**Aim of the task**
Locate the string "moft" throughout the material and copy every line in which it occurs.

**Input material**

────────

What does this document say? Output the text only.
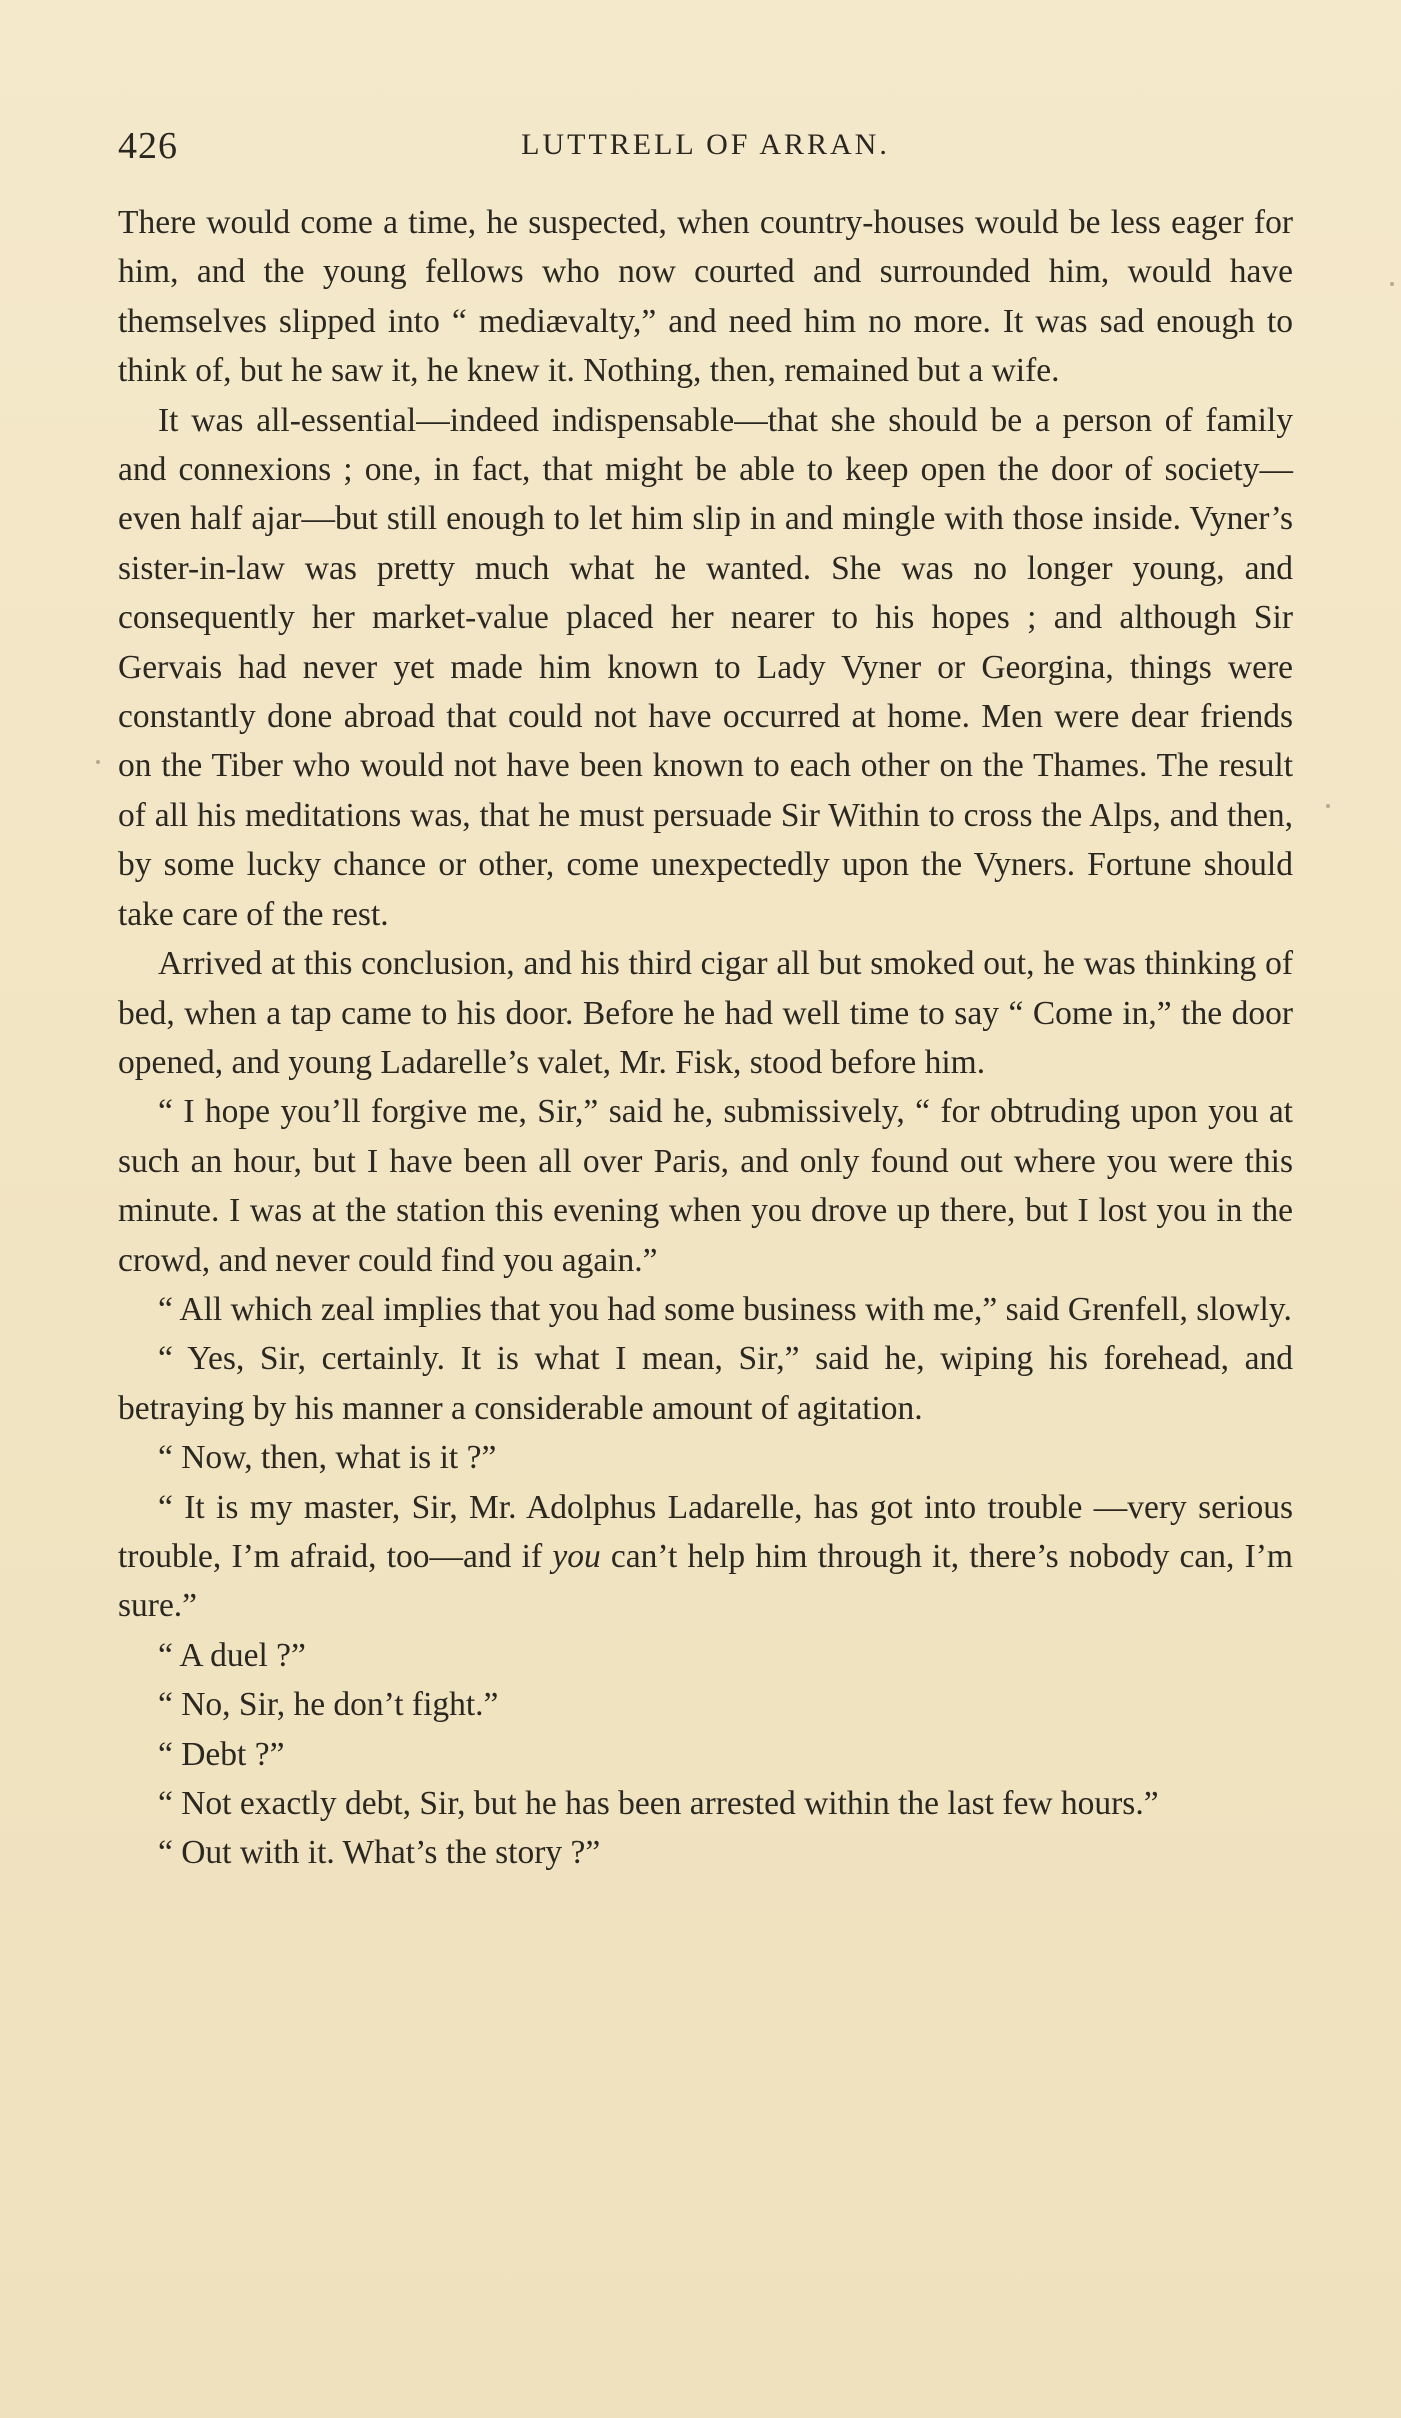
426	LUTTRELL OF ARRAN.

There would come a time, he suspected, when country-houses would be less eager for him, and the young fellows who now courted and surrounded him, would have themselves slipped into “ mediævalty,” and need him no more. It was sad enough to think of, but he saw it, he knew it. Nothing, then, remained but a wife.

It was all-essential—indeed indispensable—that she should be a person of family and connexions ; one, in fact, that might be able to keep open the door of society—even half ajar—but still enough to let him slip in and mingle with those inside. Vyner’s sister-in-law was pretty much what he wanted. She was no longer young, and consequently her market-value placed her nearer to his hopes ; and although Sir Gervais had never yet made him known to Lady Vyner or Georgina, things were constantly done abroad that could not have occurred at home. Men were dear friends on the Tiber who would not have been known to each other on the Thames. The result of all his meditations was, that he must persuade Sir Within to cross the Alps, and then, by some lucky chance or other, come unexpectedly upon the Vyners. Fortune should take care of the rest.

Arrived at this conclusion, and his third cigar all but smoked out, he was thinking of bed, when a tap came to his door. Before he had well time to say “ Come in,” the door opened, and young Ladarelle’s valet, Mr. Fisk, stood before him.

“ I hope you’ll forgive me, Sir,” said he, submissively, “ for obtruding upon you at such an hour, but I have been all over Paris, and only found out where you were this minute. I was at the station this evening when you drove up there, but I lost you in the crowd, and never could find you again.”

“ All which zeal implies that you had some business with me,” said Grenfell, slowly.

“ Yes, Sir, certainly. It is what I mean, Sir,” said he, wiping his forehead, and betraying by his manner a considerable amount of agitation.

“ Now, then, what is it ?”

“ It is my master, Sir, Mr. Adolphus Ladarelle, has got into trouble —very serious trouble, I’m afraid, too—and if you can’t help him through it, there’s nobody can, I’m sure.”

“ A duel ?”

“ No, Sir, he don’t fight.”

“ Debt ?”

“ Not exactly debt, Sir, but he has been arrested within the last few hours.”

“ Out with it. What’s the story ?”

────────

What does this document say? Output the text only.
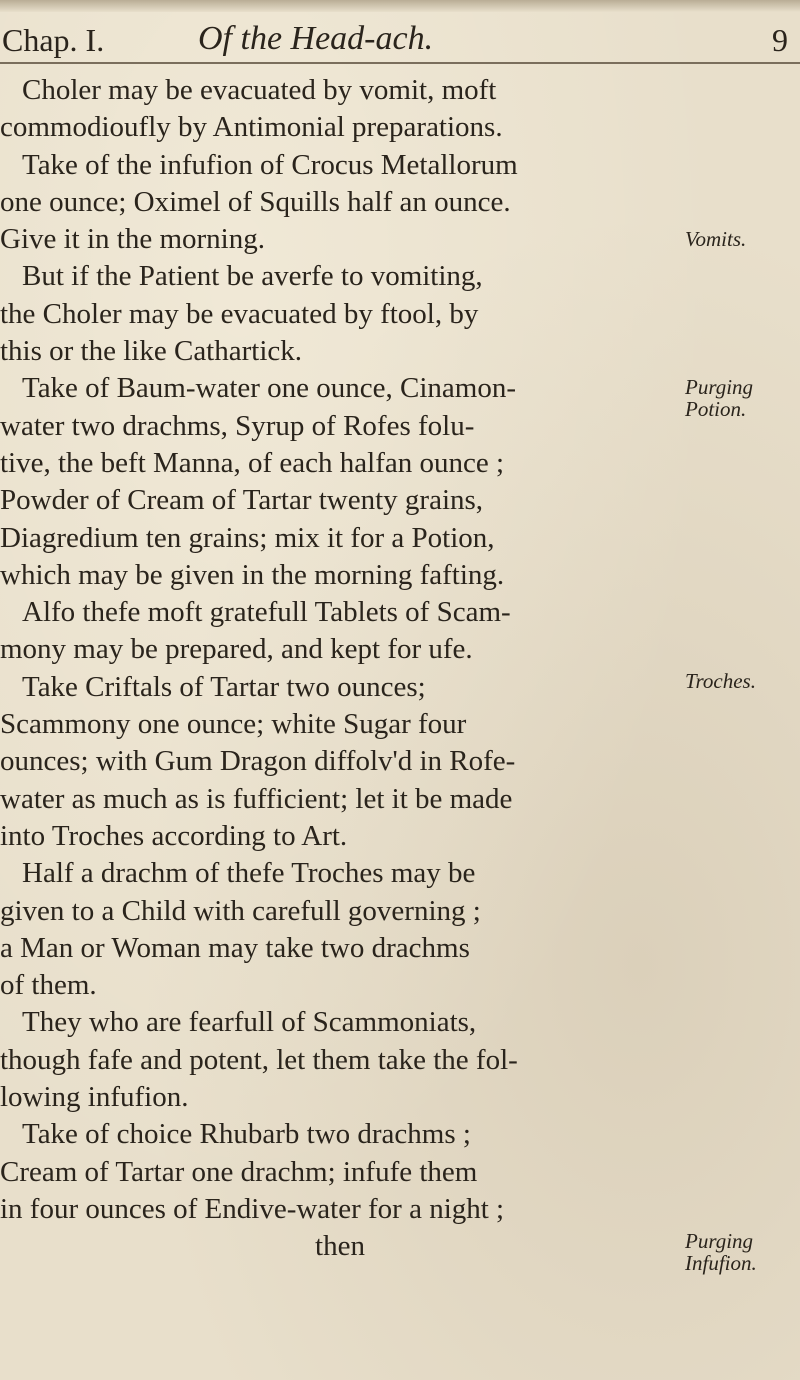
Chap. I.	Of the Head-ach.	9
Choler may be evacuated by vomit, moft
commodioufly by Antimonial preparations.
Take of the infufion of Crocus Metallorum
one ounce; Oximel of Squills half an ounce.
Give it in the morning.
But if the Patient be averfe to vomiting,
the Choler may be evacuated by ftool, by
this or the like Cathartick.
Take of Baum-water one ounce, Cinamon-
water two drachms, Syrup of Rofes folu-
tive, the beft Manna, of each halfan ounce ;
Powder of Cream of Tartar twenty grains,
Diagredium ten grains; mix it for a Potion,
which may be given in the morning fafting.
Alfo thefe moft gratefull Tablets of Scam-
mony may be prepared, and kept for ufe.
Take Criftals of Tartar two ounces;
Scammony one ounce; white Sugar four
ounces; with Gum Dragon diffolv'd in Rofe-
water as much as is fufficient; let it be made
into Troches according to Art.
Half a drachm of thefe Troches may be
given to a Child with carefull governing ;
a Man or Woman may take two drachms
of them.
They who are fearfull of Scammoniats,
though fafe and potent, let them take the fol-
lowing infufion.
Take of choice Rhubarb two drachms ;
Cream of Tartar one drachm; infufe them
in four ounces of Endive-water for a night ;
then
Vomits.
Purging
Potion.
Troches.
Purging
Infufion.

────────

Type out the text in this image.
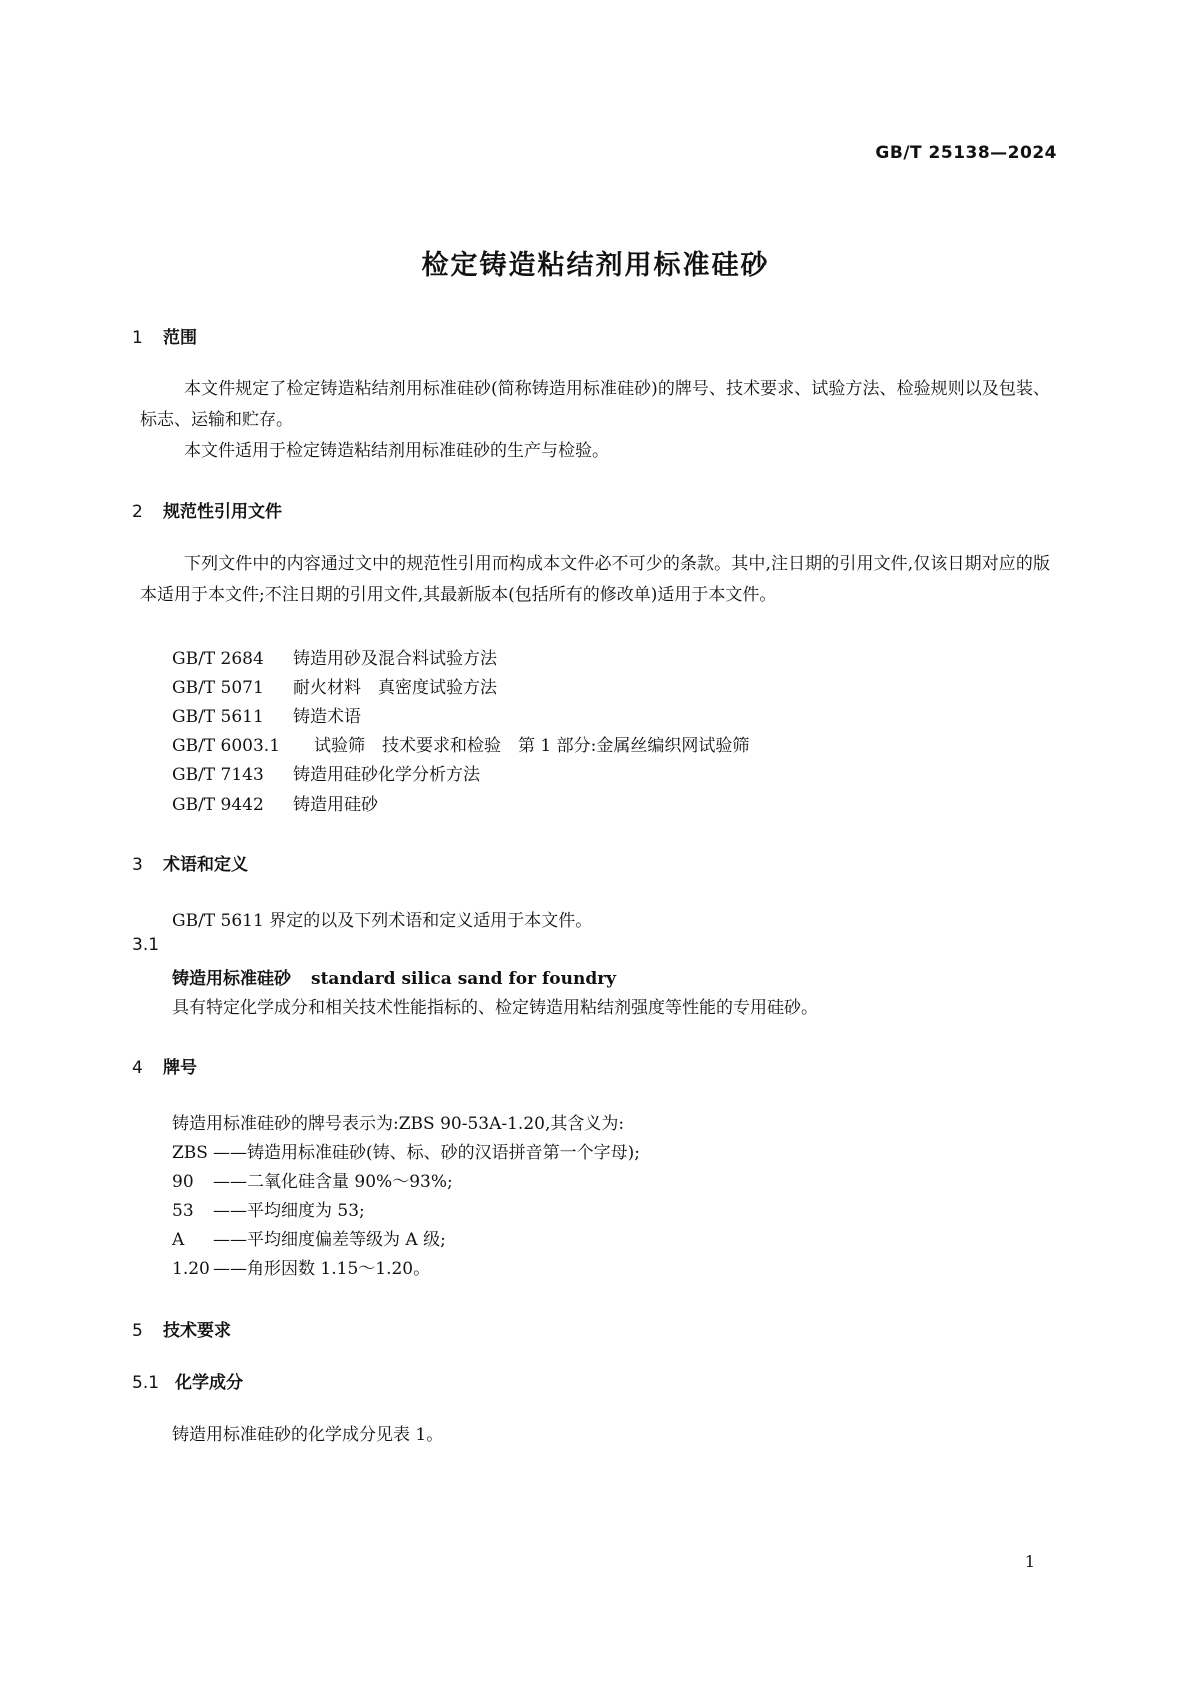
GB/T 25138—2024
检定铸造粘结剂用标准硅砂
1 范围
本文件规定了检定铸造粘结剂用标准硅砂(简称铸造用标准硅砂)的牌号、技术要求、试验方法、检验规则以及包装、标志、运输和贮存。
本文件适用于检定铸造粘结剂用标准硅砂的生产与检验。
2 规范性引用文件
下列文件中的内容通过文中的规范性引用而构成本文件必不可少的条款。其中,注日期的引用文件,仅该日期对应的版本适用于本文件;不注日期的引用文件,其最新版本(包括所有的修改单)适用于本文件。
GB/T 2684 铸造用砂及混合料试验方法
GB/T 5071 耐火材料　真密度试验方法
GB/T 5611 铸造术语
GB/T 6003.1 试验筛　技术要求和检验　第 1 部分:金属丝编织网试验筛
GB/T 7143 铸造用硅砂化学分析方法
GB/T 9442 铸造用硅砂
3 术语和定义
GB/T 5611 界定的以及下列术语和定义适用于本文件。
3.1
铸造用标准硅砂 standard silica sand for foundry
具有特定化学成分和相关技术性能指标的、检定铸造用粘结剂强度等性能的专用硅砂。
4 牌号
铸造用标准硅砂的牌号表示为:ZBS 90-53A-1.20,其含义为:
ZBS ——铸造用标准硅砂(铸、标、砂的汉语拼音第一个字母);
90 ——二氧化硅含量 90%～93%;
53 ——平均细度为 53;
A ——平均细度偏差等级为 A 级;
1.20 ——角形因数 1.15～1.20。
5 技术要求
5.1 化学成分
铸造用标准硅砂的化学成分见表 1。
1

────────

**Task response**
Choler may be evacuated by vomit, moft
Alfo thefe moft gratefull Tablets of Scam-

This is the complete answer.